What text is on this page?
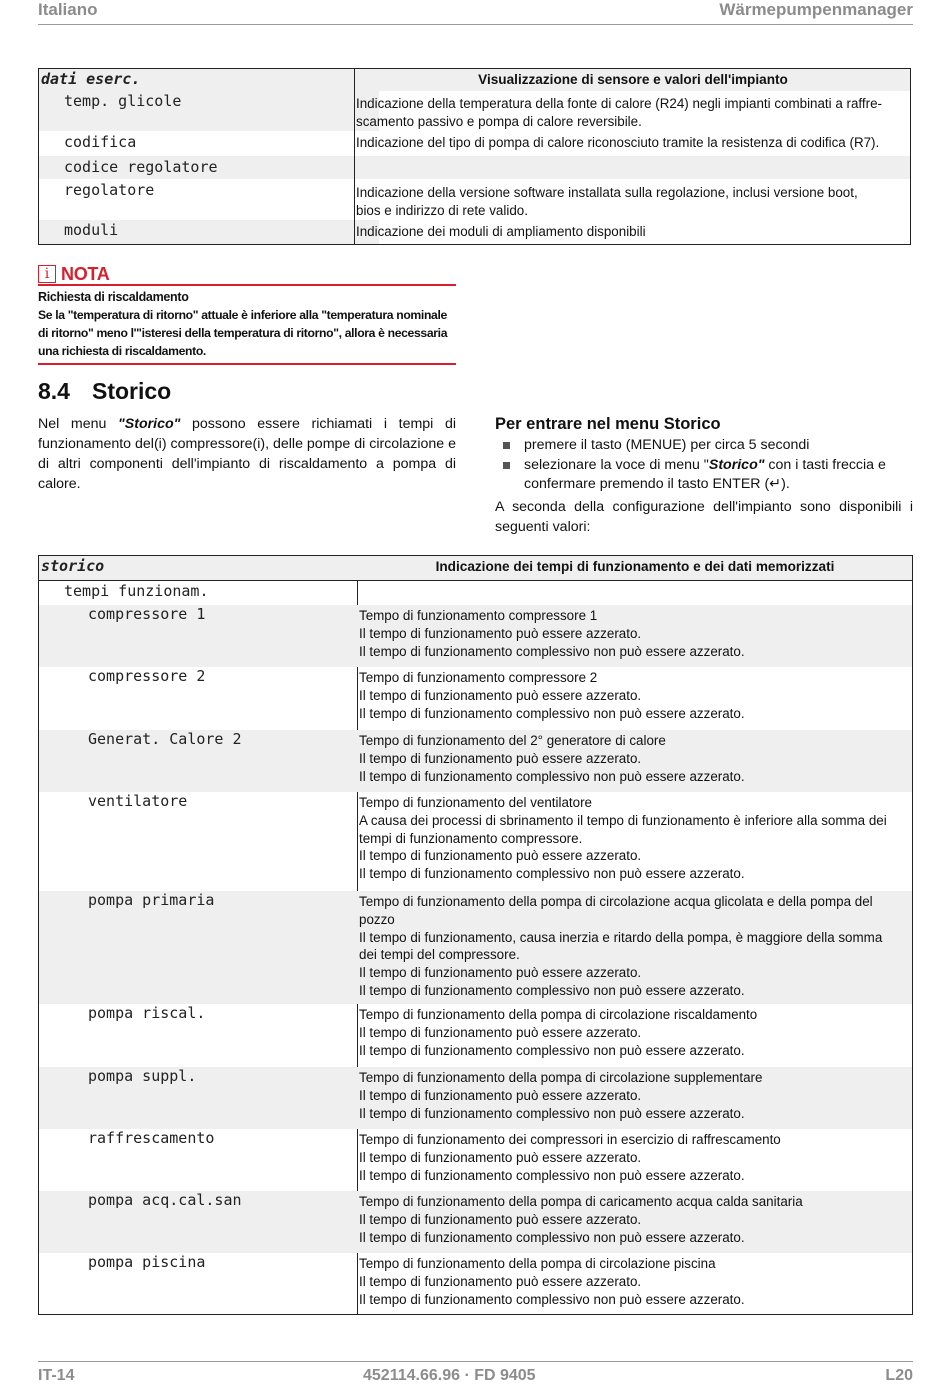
Italiano	Wärmepumpenmanager
dati eserc.	Visualizzazione di sensore e valori dell'impianto
temp. glicole	Indicazione della temperatura della fonte di calore (R24) negli impianti combinati a raffre-
scamento passivo e pompa di calore reversibile.
codifica	Indicazione del tipo di pompa di calore riconosciuto tramite la resistenza di codifica (R7).
codice regolatore
regolatore	Indicazione della versione software installata sulla regolazione, inclusi versione boot,
bios e indirizzo di rete valido.
moduli	Indicazione dei moduli di ampliamento disponibili
i NOTA
Richiesta di riscaldamento
Se la "temperatura di ritorno" attuale è inferiore alla "temperatura nominale di ritorno" meno l'"isteresi della temperatura di ritorno", allora è necessaria una richiesta di riscaldamento.
8.4 Storico
Nel menu "Storico" possono essere richiamati i tempi di funzionamento del(i) compressore(i), delle pompe di circolazione e di altri componenti dell'impianto di riscaldamento a pompa di calore.
Per entrare nel menu Storico
premere il tasto (MENUE) per circa 5 secondi
selezionare la voce di menu "Storico" con i tasti freccia e confermare premendo il tasto ENTER (↵).
A seconda della configurazione dell'impianto sono disponibili i seguenti valori:
storico	Indicazione dei tempi di funzionamento e dei dati memorizzati
tempi funzionam.
compressore 1	Tempo di funzionamento compressore 1
Il tempo di funzionamento può essere azzerato.
Il tempo di funzionamento complessivo non può essere azzerato.
compressore 2	Tempo di funzionamento compressore 2
Il tempo di funzionamento può essere azzerato.
Il tempo di funzionamento complessivo non può essere azzerato.
Generat. Calore 2	Tempo di funzionamento del 2° generatore di calore
Il tempo di funzionamento può essere azzerato.
Il tempo di funzionamento complessivo non può essere azzerato.
ventilatore	Tempo di funzionamento del ventilatore
A causa dei processi di sbrinamento il tempo di funzionamento è inferiore alla somma dei
tempi di funzionamento compressore.
Il tempo di funzionamento può essere azzerato.
Il tempo di funzionamento complessivo non può essere azzerato.
pompa primaria	Tempo di funzionamento della pompa di circolazione acqua glicolata e della pompa del
pozzo
Il tempo di funzionamento, causa inerzia e ritardo della pompa, è maggiore della somma
dei tempi del compressore.
Il tempo di funzionamento può essere azzerato.
Il tempo di funzionamento complessivo non può essere azzerato.
pompa riscal.	Tempo di funzionamento della pompa di circolazione riscaldamento
Il tempo di funzionamento può essere azzerato.
Il tempo di funzionamento complessivo non può essere azzerato.
pompa suppl.	Tempo di funzionamento della pompa di circolazione supplementare
Il tempo di funzionamento può essere azzerato.
Il tempo di funzionamento complessivo non può essere azzerato.
raffrescamento	Tempo di funzionamento dei compressori in esercizio di raffrescamento
Il tempo di funzionamento può essere azzerato.
Il tempo di funzionamento complessivo non può essere azzerato.
pompa acq.cal.san	Tempo di funzionamento della pompa di caricamento acqua calda sanitaria
Il tempo di funzionamento può essere azzerato.
Il tempo di funzionamento complessivo non può essere azzerato.
pompa piscina	Tempo di funzionamento della pompa di circolazione piscina
Il tempo di funzionamento può essere azzerato.
Il tempo di funzionamento complessivo non può essere azzerato.
IT-14	452114.66.96 · FD 9405	L20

EXERCISE
Can you retype every record above exactly, leaving out the pictures?

RESULT OF THE TASK
What text is on this page?
Italiano	Wärmepumpenmanager
dati eserc.	Visualizzazione di sensore e valori dell'impianto
temp. glicole	Indicazione della temperatura della fonte di calore (R24) negli impianti combinati a raffre-
scamento passivo e pompa di calore reversibile.
codifica	Indicazione del tipo di pompa di calore riconosciuto tramite la resistenza di codifica (R7).
codice regolatore
regolatore	Indicazione della versione software installata sulla regolazione, inclusi versione boot,
bios e indirizzo di rete valido.
moduli	Indicazione dei moduli di ampliamento disponibili
i NOTA
Richiesta di riscaldamento
Se la "temperatura di ritorno" attuale è inferiore alla "temperatura nominale di ritorno" meno l'"isteresi della temperatura di ritorno", allora è necessaria una richiesta di riscaldamento.
8.4 Storico
Nel menu "Storico" possono essere richiamati i tempi di funzionamento del(i) compressore(i), delle pompe di circolazione e di altri componenti dell'impianto di riscaldamento a pompa di calore.
Per entrare nel menu Storico
premere il tasto (MENUE) per circa 5 secondi
selezionare la voce di menu "Storico" con i tasti freccia e confermare premendo il tasto ENTER (↵).
A seconda della configurazione dell'impianto sono disponibili i seguenti valori:
storico	Indicazione dei tempi di funzionamento e dei dati memorizzati
tempi funzionam.
compressore 1	Tempo di funzionamento compressore 1
Il tempo di funzionamento può essere azzerato.
Il tempo di funzionamento complessivo non può essere azzerato.
compressore 2	Tempo di funzionamento compressore 2
Il tempo di funzionamento può essere azzerato.
Il tempo di funzionamento complessivo non può essere azzerato.
Generat. Calore 2	Tempo di funzionamento del 2° generatore di calore
Il tempo di funzionamento può essere azzerato.
Il tempo di funzionamento complessivo non può essere azzerato.
ventilatore	Tempo di funzionamento del ventilatore
A causa dei processi di sbrinamento il tempo di funzionamento è inferiore alla somma dei
tempi di funzionamento compressore.
Il tempo di funzionamento può essere azzerato.
Il tempo di funzionamento complessivo non può essere azzerato.
pompa primaria	Tempo di funzionamento della pompa di circolazione acqua glicolata e della pompa del
pozzo
Il tempo di funzionamento, causa inerzia e ritardo della pompa, è maggiore della somma
dei tempi del compressore.
Il tempo di funzionamento può essere azzerato.
Il tempo di funzionamento complessivo non può essere azzerato.
pompa riscal.	Tempo di funzionamento della pompa di circolazione riscaldamento
Il tempo di funzionamento può essere azzerato.
Il tempo di funzionamento complessivo non può essere azzerato.
pompa suppl.	Tempo di funzionamento della pompa di circolazione supplementare
Il tempo di funzionamento può essere azzerato.
Il tempo di funzionamento complessivo non può essere azzerato.
raffrescamento	Tempo di funzionamento dei compressori in esercizio di raffrescamento
Il tempo di funzionamento può essere azzerato.
Il tempo di funzionamento complessivo non può essere azzerato.
pompa acq.cal.san	Tempo di funzionamento della pompa di caricamento acqua calda sanitaria
Il tempo di funzionamento può essere azzerato.
Il tempo di funzionamento complessivo non può essere azzerato.
pompa piscina	Tempo di funzionamento della pompa di circolazione piscina
Il tempo di funzionamento può essere azzerato.
Il tempo di funzionamento complessivo non può essere azzerato.
IT-14	452114.66.96 · FD 9405	L20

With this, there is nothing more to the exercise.